Collected data:
________________________
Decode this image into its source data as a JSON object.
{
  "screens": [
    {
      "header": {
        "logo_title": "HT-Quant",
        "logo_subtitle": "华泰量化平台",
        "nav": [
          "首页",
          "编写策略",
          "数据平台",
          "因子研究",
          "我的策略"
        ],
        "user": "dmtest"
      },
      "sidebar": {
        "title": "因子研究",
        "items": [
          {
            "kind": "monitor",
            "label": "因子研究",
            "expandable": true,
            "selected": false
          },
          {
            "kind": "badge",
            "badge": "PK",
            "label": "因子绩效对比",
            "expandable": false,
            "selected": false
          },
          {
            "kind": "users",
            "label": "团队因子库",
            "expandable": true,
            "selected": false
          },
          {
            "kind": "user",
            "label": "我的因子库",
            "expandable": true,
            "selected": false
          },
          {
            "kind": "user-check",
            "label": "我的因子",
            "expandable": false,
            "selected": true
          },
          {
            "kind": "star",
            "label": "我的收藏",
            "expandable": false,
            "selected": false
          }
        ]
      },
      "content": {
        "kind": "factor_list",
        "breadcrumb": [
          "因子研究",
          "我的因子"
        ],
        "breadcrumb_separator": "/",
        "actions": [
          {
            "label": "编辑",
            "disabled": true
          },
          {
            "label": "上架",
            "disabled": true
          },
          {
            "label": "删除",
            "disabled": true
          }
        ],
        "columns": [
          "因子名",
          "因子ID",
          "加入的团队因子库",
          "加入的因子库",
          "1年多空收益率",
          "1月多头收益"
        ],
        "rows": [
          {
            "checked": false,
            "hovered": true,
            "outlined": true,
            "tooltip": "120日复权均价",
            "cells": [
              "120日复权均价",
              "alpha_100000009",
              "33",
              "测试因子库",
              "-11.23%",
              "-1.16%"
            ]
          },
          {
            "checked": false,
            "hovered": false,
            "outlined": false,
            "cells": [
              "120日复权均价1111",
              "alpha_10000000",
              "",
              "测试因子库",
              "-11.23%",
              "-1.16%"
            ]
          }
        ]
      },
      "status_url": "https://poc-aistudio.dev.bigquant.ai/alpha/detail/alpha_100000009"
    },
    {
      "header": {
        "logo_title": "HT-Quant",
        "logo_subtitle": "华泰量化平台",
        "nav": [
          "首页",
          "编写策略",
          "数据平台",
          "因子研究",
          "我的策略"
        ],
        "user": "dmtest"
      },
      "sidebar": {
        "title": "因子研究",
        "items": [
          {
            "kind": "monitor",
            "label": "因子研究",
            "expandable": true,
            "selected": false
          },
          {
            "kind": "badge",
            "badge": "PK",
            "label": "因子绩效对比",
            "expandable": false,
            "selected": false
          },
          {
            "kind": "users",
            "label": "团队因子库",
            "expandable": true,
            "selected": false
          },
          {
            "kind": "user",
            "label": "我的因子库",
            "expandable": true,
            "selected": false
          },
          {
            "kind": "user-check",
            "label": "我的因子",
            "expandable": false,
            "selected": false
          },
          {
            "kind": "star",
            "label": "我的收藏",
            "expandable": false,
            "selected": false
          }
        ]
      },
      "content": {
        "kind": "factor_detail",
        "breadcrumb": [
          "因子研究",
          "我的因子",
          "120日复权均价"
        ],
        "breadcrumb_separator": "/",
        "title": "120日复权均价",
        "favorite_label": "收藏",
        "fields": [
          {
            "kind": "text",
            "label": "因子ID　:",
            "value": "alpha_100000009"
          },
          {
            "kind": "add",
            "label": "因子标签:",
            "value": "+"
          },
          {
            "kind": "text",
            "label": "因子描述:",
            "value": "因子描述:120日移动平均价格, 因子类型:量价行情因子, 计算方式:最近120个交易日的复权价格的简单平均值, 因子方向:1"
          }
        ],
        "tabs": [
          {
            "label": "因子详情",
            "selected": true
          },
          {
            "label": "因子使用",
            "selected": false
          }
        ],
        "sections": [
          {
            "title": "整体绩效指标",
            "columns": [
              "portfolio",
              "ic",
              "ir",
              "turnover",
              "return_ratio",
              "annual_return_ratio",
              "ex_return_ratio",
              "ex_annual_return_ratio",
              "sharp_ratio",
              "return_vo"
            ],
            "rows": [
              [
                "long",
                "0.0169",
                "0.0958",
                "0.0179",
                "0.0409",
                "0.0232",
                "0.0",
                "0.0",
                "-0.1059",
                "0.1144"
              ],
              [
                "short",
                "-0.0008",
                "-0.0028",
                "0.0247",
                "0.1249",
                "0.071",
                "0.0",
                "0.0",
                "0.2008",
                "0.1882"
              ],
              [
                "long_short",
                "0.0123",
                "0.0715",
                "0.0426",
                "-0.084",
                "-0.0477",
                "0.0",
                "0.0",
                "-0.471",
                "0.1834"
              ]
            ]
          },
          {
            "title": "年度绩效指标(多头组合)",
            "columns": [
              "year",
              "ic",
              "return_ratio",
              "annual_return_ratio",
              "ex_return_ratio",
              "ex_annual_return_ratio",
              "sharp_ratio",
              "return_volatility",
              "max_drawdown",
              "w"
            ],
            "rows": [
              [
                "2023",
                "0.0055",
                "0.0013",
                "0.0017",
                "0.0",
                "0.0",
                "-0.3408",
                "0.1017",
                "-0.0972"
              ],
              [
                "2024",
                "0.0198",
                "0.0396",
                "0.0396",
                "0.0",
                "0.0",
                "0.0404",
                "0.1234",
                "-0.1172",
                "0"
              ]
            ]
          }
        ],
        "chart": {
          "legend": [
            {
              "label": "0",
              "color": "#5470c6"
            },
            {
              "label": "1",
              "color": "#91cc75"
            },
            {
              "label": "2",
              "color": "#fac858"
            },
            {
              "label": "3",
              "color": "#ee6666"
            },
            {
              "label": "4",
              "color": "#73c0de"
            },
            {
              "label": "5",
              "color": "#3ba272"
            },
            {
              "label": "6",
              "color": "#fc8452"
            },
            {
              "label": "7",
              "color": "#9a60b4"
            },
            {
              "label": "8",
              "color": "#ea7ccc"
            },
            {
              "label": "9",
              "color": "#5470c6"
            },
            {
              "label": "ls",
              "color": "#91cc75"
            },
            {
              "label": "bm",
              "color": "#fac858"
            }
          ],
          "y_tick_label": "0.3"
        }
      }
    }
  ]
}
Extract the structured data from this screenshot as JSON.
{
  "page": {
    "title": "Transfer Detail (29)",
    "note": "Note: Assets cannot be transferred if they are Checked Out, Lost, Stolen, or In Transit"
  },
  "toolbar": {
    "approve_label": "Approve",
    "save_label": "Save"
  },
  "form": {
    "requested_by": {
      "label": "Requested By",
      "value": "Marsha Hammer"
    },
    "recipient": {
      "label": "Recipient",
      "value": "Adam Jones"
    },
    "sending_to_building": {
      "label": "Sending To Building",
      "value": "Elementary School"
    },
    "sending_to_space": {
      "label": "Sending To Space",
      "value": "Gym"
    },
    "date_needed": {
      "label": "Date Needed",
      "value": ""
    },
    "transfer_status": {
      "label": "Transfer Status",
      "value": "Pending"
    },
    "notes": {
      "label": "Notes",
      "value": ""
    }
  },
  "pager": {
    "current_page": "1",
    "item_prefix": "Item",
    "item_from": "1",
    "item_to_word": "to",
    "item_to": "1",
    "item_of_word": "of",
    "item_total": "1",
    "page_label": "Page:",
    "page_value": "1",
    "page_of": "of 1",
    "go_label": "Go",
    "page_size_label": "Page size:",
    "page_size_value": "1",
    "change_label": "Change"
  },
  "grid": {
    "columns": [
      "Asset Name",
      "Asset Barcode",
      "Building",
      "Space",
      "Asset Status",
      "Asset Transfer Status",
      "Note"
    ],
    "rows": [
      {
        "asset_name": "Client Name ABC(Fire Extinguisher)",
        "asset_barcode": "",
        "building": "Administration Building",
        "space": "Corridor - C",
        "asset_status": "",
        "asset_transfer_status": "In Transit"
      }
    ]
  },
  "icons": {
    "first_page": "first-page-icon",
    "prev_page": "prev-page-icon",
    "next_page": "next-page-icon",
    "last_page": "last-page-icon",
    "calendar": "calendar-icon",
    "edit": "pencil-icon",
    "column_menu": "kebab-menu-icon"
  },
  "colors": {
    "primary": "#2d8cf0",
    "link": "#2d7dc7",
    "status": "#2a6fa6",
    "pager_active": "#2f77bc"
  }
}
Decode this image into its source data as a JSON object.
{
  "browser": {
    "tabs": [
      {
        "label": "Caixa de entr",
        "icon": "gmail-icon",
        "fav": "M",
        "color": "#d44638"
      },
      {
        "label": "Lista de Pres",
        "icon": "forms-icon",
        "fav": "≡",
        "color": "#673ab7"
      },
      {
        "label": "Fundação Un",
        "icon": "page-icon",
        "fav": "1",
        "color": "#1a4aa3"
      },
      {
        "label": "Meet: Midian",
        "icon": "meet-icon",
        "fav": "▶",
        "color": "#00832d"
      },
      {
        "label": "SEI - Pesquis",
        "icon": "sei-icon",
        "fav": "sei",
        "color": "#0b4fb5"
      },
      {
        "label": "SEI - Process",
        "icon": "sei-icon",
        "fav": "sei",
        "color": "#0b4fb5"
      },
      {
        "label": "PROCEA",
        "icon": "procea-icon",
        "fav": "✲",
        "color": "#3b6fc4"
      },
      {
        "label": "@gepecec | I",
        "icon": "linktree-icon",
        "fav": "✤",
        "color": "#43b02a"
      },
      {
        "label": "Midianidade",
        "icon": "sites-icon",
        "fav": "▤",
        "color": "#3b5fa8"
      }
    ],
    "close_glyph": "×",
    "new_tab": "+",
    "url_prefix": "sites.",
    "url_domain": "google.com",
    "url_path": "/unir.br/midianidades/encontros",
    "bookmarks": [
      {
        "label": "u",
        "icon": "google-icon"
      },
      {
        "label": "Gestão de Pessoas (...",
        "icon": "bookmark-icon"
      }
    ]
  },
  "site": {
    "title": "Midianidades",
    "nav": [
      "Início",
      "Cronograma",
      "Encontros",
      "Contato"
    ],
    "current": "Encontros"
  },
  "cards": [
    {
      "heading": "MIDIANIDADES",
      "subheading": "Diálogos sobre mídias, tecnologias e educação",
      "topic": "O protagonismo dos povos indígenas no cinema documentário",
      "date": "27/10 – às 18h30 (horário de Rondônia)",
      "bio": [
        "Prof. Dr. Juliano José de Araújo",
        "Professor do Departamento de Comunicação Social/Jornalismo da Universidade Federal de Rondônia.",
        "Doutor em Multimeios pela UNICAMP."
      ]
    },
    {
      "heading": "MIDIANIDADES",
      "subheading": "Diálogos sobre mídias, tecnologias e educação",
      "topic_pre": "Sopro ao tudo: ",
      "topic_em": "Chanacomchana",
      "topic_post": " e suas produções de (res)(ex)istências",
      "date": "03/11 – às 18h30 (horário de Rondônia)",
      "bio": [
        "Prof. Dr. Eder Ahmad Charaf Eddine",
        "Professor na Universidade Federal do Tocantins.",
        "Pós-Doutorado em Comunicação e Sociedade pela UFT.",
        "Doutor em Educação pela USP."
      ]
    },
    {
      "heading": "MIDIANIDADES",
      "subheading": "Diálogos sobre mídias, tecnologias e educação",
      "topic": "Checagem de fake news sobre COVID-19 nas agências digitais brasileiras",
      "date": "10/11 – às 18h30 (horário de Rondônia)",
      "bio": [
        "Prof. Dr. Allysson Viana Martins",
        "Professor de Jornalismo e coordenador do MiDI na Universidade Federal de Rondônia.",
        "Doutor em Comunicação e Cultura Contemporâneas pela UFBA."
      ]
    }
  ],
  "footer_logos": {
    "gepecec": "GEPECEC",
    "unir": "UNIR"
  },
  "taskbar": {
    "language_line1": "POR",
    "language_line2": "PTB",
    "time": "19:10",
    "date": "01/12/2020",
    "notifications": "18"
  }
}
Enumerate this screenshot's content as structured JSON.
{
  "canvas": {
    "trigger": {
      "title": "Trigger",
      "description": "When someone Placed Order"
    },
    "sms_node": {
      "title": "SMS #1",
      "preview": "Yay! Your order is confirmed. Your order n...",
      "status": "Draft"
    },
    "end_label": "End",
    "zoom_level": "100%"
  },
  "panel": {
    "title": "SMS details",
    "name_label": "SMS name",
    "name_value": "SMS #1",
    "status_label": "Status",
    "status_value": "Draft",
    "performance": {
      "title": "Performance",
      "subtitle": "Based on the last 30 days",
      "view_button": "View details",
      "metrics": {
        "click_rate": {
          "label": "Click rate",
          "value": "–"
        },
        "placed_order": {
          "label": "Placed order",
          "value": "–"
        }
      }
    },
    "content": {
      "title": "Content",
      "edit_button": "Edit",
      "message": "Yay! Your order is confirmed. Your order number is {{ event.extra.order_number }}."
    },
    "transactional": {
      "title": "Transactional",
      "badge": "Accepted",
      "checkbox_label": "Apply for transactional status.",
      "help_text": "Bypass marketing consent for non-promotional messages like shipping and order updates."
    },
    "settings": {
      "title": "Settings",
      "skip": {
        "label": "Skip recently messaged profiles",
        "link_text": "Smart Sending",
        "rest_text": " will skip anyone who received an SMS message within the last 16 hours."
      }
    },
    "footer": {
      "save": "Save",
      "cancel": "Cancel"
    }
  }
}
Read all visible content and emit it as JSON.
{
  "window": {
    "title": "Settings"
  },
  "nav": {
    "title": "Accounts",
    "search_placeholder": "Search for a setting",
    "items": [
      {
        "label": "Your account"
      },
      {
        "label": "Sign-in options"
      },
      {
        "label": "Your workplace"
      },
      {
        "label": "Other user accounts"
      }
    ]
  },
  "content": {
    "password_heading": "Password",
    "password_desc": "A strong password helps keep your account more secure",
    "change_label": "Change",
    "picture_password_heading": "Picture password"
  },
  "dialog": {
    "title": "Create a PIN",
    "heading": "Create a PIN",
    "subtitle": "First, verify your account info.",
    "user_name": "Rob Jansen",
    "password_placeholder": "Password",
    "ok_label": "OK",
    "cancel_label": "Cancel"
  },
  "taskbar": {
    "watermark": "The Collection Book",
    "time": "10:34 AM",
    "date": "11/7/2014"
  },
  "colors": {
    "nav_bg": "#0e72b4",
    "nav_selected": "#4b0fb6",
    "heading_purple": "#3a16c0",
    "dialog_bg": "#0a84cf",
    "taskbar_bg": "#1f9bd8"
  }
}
________________________
• [PROBLEM DETAILS]
Read through the lines above and collect those that contain the string "this".

• [REPLY]
Decode this image into its source data as a JSON object.
Extract the structured data from this screenshot as JSON.
Decode this image into its source data as a JSON object.
Enumerate this screenshot's content as structured JSON.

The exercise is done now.